=== TASK DIRECTIONS ===
Take every line from the material that has the word "creative" in it.

=== WORKING DATA ===
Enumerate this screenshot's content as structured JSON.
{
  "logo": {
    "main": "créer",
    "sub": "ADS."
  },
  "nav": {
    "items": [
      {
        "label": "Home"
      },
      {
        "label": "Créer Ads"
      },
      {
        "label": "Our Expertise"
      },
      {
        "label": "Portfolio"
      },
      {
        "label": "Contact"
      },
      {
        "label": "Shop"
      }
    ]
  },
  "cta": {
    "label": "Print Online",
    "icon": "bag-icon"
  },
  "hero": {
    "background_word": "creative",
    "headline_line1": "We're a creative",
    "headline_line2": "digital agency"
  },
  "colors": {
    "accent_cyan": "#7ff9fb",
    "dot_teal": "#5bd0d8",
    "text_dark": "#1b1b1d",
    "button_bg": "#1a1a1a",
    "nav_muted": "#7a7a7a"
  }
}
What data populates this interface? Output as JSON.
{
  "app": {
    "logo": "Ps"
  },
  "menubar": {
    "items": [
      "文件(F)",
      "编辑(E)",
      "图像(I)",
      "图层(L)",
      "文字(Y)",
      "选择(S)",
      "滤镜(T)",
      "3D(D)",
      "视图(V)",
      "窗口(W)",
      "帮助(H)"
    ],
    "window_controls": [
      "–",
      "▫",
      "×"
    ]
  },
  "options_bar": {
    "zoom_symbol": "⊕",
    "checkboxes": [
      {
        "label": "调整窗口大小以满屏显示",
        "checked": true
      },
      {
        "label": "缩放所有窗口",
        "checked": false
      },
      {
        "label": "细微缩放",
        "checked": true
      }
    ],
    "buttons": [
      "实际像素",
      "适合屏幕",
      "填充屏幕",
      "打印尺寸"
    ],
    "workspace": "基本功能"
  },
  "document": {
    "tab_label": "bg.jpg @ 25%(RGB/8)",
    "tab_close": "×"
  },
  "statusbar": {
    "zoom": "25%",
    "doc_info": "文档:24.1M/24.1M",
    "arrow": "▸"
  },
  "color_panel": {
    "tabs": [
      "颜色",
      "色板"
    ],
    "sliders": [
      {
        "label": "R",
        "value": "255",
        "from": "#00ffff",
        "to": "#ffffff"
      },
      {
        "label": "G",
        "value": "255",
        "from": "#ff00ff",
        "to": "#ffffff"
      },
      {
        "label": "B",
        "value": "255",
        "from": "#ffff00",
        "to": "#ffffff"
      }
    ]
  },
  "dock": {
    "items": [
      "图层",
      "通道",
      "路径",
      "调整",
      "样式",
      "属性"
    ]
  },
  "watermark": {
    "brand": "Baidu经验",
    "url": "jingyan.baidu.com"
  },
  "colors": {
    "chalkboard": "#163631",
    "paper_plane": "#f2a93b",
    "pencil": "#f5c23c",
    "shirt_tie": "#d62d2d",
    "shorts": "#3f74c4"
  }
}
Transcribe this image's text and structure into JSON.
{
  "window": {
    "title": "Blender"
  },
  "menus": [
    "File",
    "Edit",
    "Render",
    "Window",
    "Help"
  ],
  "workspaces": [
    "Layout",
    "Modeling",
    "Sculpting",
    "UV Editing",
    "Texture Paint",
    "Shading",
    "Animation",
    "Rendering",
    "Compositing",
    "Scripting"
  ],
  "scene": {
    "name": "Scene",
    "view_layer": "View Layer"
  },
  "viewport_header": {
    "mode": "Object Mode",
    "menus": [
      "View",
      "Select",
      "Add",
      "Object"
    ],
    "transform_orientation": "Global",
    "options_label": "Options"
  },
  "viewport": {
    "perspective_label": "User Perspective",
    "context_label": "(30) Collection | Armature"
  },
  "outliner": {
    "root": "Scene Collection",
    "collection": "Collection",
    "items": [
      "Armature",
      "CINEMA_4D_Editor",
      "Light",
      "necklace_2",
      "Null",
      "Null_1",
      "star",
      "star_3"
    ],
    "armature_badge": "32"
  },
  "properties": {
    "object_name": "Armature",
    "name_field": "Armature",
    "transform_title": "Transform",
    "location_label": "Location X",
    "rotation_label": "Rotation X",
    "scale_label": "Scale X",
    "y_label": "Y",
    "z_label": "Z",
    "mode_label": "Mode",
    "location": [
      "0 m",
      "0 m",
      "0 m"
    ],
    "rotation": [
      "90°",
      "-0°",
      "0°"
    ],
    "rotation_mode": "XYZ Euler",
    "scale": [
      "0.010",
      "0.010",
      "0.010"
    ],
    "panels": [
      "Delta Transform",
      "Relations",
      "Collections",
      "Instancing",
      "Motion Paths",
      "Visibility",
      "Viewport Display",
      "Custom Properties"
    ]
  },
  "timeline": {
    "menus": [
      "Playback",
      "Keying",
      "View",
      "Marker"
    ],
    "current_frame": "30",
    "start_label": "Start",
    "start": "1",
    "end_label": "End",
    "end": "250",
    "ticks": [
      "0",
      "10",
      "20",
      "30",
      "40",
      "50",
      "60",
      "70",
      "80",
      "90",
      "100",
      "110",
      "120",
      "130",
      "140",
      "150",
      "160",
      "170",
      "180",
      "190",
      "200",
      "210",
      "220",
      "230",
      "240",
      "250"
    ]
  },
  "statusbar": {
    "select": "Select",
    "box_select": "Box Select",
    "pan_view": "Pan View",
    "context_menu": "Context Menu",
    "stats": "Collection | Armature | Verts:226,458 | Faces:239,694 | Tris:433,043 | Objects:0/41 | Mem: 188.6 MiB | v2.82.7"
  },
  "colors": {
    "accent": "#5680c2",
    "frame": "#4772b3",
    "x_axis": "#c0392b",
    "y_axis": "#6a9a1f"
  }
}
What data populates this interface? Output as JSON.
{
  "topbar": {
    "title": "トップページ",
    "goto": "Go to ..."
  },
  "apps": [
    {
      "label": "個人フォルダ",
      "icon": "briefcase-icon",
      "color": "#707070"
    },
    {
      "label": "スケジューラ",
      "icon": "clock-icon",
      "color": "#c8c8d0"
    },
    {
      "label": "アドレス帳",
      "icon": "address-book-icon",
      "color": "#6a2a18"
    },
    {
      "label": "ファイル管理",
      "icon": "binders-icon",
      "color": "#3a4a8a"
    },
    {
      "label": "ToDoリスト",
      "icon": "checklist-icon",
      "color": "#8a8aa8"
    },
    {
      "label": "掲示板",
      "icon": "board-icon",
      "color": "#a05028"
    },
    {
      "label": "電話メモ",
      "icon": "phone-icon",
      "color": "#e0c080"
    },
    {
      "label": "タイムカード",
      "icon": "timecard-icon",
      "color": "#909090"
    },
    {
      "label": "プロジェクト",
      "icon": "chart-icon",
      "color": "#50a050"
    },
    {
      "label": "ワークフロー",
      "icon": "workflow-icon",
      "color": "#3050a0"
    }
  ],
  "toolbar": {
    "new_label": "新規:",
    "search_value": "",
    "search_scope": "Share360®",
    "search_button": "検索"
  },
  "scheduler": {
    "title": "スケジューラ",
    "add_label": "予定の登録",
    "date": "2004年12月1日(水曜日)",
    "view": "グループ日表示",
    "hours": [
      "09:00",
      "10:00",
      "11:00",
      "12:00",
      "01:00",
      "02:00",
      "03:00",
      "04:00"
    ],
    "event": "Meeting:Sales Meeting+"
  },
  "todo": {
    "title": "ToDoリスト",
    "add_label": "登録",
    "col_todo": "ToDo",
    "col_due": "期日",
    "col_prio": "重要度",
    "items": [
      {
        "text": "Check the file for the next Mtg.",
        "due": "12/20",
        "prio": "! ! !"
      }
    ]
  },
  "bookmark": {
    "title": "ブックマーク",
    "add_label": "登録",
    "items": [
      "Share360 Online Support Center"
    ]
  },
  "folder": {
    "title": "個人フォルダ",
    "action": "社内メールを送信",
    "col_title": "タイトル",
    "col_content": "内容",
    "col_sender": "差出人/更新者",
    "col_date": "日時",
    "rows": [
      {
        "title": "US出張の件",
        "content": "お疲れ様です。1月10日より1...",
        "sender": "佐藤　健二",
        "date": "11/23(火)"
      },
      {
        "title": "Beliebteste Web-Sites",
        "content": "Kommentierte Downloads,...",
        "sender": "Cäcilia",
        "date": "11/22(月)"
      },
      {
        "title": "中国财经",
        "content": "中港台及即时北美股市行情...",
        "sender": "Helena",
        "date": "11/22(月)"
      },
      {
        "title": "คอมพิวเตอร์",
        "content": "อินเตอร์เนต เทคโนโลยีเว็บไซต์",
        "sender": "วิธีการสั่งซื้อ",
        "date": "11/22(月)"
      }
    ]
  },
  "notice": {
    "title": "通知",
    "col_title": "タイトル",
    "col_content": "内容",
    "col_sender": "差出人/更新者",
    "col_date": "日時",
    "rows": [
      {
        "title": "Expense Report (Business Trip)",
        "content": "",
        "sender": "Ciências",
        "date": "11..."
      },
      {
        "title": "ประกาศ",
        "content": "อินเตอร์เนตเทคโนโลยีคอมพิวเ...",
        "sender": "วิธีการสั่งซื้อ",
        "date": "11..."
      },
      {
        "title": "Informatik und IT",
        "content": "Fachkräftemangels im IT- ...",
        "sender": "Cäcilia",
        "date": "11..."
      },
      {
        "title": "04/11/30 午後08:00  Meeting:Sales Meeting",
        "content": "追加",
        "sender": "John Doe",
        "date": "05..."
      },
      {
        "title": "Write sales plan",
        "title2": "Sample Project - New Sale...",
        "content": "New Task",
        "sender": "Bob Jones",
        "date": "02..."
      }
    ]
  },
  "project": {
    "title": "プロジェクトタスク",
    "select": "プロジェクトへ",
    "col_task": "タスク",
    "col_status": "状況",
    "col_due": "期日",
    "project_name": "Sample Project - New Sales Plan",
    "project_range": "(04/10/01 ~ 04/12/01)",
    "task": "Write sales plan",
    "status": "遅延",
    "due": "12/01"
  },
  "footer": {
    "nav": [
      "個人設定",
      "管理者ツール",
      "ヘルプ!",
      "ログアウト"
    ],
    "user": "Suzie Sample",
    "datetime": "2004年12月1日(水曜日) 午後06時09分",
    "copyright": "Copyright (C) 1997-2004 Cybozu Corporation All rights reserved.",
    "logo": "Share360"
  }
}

=== RESPONSE TO THE EXERCISE ===
    "background_word": "creative",
    "headline_line1": "We're a creative",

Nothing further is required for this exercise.